Exercise directions:
Whenever a line below holds the word "grid", copy that line.

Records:
** Start **

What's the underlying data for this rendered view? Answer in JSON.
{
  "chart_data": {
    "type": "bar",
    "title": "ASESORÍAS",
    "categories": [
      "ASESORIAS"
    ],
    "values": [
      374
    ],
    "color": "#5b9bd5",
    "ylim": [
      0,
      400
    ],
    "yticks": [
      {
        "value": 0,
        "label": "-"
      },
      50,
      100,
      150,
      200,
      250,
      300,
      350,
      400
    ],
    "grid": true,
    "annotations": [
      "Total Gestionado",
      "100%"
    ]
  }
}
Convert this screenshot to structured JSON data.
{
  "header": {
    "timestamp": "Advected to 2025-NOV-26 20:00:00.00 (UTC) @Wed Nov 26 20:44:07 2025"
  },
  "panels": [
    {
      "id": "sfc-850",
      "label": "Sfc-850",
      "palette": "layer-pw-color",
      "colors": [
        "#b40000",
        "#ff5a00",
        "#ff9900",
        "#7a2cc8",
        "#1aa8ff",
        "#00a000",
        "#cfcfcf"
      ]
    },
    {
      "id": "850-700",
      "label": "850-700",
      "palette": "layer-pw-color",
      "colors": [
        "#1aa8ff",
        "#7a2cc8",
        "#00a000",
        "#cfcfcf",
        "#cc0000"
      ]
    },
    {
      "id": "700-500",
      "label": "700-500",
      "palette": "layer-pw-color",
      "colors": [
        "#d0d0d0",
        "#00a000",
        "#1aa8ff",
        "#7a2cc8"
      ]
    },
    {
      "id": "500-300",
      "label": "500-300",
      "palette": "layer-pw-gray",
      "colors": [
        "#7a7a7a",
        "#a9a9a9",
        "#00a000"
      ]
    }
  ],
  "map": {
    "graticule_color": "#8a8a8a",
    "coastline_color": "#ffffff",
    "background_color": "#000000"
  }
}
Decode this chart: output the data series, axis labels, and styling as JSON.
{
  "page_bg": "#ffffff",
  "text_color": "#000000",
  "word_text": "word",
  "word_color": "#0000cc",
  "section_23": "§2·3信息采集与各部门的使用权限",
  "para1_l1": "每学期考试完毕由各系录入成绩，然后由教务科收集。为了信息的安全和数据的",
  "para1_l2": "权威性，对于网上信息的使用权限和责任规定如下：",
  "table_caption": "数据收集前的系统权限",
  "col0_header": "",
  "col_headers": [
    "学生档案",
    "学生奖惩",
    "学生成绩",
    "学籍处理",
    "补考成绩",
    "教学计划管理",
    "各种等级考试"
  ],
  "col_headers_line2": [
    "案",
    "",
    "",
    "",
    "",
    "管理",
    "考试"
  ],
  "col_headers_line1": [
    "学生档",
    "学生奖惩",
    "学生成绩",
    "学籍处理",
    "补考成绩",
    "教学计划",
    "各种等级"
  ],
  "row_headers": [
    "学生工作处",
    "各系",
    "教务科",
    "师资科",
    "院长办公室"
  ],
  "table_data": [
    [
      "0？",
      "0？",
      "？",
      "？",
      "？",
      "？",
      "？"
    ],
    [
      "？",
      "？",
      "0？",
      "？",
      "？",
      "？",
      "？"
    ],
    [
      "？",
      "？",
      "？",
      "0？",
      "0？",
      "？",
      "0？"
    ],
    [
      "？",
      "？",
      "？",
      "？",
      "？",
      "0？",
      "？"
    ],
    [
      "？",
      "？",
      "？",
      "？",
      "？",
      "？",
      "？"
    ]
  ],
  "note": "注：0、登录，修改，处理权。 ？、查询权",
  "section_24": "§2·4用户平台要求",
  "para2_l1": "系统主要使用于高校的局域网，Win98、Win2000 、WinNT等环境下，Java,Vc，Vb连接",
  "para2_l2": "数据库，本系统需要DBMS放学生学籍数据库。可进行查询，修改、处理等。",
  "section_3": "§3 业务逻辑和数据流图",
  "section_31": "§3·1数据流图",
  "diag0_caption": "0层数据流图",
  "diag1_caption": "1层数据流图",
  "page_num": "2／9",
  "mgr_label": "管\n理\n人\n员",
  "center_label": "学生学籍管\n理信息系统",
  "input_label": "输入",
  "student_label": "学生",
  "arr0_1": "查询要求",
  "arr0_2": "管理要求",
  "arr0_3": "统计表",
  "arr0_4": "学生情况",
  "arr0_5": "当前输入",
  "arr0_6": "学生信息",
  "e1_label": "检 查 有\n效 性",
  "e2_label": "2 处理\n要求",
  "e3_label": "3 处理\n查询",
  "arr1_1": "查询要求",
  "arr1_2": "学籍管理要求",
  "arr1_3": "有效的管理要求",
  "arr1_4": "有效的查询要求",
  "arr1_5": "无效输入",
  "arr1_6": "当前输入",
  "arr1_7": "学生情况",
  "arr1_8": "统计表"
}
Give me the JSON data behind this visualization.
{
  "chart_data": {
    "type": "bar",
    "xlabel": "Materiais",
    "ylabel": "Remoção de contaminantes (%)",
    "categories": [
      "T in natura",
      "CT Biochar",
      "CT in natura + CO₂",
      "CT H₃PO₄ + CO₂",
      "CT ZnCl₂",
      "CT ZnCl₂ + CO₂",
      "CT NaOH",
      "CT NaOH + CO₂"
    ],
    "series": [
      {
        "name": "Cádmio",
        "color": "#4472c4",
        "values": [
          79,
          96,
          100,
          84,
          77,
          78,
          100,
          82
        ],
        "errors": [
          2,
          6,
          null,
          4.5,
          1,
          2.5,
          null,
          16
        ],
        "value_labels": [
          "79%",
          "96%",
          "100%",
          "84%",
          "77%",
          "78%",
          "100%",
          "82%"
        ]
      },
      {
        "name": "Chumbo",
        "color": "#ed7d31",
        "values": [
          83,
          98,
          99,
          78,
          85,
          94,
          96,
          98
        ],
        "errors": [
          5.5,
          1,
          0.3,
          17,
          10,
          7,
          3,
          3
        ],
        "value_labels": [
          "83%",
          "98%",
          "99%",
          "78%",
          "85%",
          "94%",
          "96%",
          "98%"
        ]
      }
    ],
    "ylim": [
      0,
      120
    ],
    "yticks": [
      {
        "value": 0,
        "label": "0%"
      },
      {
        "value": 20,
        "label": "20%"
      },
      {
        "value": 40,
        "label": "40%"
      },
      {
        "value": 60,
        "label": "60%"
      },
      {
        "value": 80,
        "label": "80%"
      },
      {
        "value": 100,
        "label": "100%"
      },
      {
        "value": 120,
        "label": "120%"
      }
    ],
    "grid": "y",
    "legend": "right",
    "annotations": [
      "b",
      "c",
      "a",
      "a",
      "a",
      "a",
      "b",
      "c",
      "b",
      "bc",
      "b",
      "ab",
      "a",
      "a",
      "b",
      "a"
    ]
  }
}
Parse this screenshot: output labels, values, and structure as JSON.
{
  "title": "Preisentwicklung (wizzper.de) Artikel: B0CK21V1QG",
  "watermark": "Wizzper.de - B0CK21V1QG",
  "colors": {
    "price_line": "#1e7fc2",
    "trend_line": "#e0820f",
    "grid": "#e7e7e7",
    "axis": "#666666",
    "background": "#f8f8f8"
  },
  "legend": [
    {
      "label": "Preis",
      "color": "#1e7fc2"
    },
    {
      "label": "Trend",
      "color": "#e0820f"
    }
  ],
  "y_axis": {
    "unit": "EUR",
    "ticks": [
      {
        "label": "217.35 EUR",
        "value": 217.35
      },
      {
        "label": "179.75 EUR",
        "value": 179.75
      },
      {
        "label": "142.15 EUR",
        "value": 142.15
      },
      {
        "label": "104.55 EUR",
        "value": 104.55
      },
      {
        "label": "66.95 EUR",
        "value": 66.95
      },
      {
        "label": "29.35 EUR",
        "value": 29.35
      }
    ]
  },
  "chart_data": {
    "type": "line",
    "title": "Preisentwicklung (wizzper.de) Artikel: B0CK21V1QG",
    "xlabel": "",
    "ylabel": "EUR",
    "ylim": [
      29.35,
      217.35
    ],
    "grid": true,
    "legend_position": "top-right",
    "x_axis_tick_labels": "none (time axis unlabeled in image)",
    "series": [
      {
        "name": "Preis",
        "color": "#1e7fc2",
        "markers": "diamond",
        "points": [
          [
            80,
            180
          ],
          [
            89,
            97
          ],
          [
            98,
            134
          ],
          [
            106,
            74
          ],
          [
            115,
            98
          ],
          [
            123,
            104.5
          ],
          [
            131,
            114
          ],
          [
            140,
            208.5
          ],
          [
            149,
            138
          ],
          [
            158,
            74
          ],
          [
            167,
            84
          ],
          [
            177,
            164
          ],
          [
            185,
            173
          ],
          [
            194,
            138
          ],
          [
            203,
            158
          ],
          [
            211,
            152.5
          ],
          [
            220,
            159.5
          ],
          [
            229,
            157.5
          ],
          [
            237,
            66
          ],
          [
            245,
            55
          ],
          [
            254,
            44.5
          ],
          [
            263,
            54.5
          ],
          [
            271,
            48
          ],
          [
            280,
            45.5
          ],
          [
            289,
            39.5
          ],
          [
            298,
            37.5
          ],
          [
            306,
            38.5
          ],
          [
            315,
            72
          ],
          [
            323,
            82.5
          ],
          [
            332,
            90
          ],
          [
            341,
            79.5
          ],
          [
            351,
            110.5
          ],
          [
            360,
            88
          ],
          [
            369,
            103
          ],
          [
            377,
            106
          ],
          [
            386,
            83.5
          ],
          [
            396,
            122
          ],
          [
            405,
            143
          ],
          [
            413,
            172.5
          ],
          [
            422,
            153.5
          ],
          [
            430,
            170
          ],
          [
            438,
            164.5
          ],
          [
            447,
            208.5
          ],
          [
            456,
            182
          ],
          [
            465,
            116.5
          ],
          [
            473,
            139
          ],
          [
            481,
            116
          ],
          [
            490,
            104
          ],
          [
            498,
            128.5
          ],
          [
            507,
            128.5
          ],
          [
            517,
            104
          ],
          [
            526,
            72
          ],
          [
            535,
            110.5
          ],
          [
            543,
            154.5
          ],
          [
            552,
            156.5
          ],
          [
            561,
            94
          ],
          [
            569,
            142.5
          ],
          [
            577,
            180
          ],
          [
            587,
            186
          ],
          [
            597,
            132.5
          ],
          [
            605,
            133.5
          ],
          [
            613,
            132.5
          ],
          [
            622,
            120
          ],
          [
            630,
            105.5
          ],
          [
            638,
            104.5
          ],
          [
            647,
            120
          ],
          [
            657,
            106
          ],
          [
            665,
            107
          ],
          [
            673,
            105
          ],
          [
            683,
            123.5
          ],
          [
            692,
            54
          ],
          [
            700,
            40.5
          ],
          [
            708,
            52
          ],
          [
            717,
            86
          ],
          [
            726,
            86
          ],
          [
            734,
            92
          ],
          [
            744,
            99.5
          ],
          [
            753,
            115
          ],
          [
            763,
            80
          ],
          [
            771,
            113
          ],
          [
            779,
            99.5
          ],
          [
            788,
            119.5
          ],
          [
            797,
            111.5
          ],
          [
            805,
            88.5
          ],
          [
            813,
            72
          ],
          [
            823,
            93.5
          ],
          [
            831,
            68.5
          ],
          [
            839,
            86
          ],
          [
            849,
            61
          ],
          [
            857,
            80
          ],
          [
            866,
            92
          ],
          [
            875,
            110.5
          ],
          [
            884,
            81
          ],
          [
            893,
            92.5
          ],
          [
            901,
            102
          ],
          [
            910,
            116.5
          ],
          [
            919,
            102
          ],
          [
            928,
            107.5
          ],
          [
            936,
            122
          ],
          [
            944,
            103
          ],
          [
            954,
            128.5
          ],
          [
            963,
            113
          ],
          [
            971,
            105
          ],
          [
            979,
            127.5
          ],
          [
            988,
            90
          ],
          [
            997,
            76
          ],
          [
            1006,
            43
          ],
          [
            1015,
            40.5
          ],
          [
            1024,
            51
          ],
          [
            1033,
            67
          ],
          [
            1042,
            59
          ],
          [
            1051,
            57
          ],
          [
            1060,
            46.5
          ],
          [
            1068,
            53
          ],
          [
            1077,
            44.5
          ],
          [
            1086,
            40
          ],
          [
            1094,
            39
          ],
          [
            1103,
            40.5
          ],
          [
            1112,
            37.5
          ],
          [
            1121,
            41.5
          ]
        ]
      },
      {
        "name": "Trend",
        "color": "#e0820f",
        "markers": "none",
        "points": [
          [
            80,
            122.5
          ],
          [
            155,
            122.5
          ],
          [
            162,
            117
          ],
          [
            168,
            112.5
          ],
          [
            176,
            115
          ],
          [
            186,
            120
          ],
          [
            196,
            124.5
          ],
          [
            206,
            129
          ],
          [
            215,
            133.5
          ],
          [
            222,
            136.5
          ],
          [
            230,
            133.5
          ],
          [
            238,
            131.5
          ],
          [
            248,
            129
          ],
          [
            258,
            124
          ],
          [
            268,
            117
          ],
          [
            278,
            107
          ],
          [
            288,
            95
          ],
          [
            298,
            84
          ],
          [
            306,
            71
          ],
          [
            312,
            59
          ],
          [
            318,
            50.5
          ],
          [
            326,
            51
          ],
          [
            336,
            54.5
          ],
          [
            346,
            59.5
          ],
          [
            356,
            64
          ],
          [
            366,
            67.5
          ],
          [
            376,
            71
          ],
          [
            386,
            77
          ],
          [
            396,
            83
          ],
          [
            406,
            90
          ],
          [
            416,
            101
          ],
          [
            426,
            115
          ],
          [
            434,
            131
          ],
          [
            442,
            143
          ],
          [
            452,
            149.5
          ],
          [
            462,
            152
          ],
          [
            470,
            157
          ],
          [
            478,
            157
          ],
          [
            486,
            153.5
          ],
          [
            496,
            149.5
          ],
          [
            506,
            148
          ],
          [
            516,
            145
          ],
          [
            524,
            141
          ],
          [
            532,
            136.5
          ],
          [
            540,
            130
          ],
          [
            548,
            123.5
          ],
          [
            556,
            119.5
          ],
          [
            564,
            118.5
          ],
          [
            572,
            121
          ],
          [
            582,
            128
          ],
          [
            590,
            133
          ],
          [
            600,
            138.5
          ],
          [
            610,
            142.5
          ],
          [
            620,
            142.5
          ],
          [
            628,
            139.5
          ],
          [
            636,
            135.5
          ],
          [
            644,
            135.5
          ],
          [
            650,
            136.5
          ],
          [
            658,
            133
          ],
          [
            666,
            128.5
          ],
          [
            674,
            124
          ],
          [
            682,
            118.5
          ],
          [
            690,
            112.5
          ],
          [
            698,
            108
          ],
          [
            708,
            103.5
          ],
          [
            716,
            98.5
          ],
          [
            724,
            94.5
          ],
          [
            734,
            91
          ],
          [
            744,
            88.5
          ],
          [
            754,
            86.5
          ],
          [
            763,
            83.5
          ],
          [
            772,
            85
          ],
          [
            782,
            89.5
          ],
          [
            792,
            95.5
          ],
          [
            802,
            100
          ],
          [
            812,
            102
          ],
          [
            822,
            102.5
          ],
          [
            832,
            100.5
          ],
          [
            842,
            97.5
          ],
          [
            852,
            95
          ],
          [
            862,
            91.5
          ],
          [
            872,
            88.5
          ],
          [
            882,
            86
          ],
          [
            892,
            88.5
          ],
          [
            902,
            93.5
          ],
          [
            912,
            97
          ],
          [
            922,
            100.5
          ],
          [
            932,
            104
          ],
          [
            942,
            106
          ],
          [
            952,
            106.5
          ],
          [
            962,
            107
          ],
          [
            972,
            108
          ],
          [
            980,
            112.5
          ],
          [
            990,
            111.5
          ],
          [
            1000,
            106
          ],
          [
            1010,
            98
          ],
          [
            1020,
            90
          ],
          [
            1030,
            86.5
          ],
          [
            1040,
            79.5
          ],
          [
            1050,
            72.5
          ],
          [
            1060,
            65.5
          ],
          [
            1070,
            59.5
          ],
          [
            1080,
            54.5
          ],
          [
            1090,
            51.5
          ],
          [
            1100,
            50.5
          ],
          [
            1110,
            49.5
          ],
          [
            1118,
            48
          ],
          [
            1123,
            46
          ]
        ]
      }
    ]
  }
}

** End **

Response for this exercise:
    "grid": true,
    "grid": "y",
    "grid": "#e7e7e7",
    "grid": true,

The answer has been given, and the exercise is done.